[Records about charts and figures]
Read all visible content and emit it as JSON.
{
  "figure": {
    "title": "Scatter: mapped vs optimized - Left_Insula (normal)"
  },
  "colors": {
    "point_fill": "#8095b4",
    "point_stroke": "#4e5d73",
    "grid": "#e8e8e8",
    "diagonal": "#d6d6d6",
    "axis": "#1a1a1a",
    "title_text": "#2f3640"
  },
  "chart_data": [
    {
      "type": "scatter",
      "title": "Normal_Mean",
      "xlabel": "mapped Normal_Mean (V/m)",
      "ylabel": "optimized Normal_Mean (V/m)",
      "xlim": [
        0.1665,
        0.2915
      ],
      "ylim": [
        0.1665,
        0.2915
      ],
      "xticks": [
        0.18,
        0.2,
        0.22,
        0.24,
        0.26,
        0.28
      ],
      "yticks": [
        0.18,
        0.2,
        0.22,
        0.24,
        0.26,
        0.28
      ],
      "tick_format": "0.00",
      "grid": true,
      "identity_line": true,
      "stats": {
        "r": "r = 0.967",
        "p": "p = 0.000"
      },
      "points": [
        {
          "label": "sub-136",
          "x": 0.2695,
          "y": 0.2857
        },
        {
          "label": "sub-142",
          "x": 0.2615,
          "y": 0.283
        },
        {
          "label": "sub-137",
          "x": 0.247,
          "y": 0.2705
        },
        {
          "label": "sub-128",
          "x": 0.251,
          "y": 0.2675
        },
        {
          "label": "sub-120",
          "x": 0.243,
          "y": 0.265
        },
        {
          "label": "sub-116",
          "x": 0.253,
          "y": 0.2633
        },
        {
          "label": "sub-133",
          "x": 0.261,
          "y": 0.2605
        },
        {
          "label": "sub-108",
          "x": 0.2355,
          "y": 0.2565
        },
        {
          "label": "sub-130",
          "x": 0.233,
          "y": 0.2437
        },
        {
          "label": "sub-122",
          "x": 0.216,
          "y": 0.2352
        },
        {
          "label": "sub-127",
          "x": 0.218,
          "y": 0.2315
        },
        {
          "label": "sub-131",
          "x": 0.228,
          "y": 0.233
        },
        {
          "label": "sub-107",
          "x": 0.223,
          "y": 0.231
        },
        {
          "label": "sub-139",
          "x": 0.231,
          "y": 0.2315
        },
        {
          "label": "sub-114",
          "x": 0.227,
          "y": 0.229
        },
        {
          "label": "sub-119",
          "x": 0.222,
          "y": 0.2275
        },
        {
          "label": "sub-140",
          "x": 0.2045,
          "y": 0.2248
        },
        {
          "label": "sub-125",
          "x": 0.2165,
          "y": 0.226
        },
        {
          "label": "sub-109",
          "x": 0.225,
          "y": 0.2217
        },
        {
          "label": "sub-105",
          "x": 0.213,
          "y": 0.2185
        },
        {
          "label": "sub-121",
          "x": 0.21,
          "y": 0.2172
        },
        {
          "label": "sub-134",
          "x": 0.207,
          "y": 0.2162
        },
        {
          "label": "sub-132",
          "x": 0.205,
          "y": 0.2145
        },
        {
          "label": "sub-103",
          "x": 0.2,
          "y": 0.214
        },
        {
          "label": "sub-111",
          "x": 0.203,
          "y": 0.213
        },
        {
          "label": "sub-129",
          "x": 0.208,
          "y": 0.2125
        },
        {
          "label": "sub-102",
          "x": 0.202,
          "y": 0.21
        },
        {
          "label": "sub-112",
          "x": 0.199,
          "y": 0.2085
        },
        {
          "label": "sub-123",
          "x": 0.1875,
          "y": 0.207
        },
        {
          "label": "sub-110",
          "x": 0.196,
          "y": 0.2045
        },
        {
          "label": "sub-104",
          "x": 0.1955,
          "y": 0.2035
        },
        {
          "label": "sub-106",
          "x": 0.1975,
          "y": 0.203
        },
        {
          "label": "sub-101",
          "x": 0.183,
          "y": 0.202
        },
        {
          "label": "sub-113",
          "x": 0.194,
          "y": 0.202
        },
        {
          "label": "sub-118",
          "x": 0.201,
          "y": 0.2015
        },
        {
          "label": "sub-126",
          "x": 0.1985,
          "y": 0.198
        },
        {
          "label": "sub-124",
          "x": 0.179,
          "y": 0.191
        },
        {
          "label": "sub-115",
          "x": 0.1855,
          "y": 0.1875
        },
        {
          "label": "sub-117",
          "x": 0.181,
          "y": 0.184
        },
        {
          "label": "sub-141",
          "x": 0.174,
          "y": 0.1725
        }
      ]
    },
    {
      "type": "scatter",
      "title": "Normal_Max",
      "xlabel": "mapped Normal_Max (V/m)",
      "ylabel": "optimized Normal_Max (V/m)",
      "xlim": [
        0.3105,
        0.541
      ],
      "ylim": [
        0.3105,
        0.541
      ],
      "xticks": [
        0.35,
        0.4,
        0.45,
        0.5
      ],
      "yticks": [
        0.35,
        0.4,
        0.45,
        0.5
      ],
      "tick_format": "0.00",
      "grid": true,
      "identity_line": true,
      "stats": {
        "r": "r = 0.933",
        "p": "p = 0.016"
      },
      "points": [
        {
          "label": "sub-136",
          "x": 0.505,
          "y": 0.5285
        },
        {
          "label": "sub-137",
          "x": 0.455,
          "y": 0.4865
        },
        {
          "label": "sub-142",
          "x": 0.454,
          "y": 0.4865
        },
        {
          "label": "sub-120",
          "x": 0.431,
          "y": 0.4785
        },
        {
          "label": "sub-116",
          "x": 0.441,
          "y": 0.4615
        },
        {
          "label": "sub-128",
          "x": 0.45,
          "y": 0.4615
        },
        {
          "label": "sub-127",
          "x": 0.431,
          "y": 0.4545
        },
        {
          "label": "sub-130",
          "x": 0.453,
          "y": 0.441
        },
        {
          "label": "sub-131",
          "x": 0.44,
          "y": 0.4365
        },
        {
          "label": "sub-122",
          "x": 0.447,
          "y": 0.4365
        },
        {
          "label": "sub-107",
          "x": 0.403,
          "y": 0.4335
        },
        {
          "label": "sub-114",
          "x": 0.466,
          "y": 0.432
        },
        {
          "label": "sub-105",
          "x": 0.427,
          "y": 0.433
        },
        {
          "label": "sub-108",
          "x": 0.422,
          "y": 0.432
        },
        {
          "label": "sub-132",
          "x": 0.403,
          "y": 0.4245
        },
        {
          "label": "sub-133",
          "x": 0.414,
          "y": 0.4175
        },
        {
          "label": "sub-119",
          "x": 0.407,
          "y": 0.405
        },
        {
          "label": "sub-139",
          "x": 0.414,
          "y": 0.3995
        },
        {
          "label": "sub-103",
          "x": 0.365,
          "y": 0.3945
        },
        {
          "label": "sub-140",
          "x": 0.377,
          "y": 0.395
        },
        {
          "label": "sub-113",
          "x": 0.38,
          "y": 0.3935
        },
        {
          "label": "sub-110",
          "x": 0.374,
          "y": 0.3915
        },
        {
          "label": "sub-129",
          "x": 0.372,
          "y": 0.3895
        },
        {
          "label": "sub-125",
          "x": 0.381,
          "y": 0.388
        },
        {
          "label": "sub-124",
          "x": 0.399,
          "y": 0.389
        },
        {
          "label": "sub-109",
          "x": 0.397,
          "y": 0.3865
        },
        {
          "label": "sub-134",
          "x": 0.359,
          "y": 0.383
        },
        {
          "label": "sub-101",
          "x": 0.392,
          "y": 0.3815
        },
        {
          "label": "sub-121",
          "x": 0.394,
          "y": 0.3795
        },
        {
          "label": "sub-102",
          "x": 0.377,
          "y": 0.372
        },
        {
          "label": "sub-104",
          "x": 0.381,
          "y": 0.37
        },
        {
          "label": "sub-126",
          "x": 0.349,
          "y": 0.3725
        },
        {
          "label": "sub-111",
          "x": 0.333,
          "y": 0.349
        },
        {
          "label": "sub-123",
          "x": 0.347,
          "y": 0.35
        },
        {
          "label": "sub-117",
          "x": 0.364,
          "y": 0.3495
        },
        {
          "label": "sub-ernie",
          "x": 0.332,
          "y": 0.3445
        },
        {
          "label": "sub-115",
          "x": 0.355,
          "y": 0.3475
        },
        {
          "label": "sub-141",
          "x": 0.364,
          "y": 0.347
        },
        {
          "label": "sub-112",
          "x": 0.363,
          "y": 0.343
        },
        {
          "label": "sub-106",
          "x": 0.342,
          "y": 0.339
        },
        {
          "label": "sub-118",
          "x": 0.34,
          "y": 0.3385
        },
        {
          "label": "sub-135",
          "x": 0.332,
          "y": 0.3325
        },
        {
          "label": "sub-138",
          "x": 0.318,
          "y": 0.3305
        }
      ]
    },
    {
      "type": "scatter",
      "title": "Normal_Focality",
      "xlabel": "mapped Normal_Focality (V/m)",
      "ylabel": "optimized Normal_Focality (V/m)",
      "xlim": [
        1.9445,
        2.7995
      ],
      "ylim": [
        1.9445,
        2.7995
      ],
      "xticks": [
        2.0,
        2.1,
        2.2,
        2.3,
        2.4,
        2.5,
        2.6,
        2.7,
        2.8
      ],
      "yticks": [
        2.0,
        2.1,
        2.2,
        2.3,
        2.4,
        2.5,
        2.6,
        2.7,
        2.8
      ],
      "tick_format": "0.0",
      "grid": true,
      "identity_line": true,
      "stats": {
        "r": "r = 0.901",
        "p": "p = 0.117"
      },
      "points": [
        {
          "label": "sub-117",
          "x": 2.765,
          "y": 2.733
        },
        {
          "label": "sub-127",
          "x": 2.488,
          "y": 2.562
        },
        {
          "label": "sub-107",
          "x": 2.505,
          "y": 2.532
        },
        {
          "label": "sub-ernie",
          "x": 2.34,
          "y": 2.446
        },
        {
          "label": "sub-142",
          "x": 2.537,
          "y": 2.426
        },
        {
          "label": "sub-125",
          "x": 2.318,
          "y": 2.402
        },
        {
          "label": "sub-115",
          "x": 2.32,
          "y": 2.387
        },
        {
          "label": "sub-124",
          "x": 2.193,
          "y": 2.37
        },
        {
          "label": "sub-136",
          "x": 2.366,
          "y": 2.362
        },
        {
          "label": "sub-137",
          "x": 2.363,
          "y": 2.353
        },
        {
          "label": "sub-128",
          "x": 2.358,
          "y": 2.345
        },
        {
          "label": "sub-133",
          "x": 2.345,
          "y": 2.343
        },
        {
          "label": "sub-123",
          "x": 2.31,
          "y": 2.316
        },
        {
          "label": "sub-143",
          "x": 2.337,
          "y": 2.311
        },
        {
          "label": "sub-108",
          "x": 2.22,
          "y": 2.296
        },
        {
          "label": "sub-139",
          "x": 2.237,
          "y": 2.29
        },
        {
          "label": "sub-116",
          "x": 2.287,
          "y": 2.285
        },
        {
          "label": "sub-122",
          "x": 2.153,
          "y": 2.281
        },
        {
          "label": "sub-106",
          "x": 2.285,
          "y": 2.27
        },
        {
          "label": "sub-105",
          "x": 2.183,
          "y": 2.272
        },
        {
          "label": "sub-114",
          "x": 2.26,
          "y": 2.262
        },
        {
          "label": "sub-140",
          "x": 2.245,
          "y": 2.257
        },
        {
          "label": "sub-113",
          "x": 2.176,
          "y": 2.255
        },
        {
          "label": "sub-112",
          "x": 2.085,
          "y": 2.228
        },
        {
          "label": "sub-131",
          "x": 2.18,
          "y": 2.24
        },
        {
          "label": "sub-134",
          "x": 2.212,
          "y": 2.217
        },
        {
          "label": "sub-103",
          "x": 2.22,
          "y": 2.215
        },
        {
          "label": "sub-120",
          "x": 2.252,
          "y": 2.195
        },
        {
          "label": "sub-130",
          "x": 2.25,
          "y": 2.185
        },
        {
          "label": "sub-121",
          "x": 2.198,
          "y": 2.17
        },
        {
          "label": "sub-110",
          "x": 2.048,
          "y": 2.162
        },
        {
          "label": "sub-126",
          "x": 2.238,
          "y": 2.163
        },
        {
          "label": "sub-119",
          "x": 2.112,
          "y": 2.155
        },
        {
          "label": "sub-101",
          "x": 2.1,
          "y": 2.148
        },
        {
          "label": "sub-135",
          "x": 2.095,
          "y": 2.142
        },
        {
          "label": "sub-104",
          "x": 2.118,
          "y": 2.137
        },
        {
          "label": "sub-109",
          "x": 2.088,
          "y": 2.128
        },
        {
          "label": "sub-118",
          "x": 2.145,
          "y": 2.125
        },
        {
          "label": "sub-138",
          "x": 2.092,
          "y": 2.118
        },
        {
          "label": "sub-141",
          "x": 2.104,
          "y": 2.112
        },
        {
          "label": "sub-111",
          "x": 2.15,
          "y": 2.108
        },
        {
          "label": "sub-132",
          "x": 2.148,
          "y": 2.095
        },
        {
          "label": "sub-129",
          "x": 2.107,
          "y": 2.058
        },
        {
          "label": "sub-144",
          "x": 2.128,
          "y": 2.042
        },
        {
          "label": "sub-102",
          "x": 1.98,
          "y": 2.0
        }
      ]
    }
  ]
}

#### Your task:
In the records above, locate each line with the word "xlabel". Copy all such lines.

#### Solution below:
      "xlabel": "mapped Normal_Mean (V/m)",
      "xlabel": "mapped Normal_Max (V/m)",
      "xlabel": "mapped Normal_Focality (V/m)",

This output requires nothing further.